WRITTEN EXERCISE =>
Restate the full set of records exactly, word for word.
:::
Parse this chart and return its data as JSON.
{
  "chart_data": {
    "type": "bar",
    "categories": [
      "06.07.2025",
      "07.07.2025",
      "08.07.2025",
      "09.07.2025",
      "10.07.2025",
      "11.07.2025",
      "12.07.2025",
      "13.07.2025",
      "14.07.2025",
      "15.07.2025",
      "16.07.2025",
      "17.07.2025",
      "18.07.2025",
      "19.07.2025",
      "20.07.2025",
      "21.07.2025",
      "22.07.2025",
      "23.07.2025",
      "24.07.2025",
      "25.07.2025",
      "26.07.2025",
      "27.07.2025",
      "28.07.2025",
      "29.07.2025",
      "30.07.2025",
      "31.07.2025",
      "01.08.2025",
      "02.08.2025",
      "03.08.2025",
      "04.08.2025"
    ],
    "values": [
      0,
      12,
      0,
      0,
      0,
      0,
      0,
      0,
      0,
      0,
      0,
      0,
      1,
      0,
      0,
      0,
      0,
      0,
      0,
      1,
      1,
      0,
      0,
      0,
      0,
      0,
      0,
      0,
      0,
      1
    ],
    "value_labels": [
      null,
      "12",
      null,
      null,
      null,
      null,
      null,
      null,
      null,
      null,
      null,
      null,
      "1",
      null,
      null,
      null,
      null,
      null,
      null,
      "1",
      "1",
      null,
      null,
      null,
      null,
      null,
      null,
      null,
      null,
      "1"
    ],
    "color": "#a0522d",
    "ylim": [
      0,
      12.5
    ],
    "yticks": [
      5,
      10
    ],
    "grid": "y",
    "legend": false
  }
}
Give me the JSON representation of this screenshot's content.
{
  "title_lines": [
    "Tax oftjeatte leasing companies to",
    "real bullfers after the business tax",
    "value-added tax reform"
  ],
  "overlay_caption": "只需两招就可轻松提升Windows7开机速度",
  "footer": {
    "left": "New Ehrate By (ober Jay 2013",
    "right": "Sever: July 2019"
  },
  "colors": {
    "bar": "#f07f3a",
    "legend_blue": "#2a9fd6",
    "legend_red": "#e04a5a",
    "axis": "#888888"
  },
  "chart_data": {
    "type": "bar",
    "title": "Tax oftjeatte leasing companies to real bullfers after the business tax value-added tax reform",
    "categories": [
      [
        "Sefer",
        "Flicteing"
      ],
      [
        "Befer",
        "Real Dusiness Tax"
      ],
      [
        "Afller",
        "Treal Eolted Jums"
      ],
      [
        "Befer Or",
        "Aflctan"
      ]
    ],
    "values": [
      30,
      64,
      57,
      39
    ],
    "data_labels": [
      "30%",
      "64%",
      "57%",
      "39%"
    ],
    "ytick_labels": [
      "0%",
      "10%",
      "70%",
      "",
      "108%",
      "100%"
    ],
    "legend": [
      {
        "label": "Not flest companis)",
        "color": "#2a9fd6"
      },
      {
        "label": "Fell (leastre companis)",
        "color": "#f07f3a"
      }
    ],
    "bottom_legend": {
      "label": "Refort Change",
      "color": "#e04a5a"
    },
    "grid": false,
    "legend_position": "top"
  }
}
:::
ANSWER IN FULL =>
Parse this chart and return its data as JSON.
{
  "chart_data": {
    "type": "bar",
    "categories": [
      "06.07.2025",
      "07.07.2025",
      "08.07.2025",
      "09.07.2025",
      "10.07.2025",
      "11.07.2025",
      "12.07.2025",
      "13.07.2025",
      "14.07.2025",
      "15.07.2025",
      "16.07.2025",
      "17.07.2025",
      "18.07.2025",
      "19.07.2025",
      "20.07.2025",
      "21.07.2025",
      "22.07.2025",
      "23.07.2025",
      "24.07.2025",
      "25.07.2025",
      "26.07.2025",
      "27.07.2025",
      "28.07.2025",
      "29.07.2025",
      "30.07.2025",
      "31.07.2025",
      "01.08.2025",
      "02.08.2025",
      "03.08.2025",
      "04.08.2025"
    ],
    "values": [
      0,
      12,
      0,
      0,
      0,
      0,
      0,
      0,
      0,
      0,
      0,
      0,
      1,
      0,
      0,
      0,
      0,
      0,
      0,
      1,
      1,
      0,
      0,
      0,
      0,
      0,
      0,
      0,
      0,
      1
    ],
    "value_labels": [
      null,
      "12",
      null,
      null,
      null,
      null,
      null,
      null,
      null,
      null,
      null,
      null,
      "1",
      null,
      null,
      null,
      null,
      null,
      null,
      "1",
      "1",
      null,
      null,
      null,
      null,
      null,
      null,
      null,
      null,
      "1"
    ],
    "color": "#a0522d",
    "ylim": [
      0,
      12.5
    ],
    "yticks": [
      5,
      10
    ],
    "grid": "y",
    "legend": false
  }
}
Give me the JSON representation of this screenshot's content.
{
  "title_lines": [
    "Tax oftjeatte leasing companies to",
    "real bullfers after the business tax",
    "value-added tax reform"
  ],
  "overlay_caption": "只需两招就可轻松提升Windows7开机速度",
  "footer": {
    "left": "New Ehrate By (ober Jay 2013",
    "right": "Sever: July 2019"
  },
  "colors": {
    "bar": "#f07f3a",
    "legend_blue": "#2a9fd6",
    "legend_red": "#e04a5a",
    "axis": "#888888"
  },
  "chart_data": {
    "type": "bar",
    "title": "Tax oftjeatte leasing companies to real bullfers after the business tax value-added tax reform",
    "categories": [
      [
        "Sefer",
        "Flicteing"
      ],
      [
        "Befer",
        "Real Dusiness Tax"
      ],
      [
        "Afller",
        "Treal Eolted Jums"
      ],
      [
        "Befer Or",
        "Aflctan"
      ]
    ],
    "values": [
      30,
      64,
      57,
      39
    ],
    "data_labels": [
      "30%",
      "64%",
      "57%",
      "39%"
    ],
    "ytick_labels": [
      "0%",
      "10%",
      "70%",
      "",
      "108%",
      "100%"
    ],
    "legend": [
      {
        "label": "Not flest companis)",
        "color": "#2a9fd6"
      },
      {
        "label": "Fell (leastre companis)",
        "color": "#f07f3a"
      }
    ],
    "bottom_legend": {
      "label": "Refort Change",
      "color": "#e04a5a"
    },
    "grid": false,
    "legend_position": "top"
  }
}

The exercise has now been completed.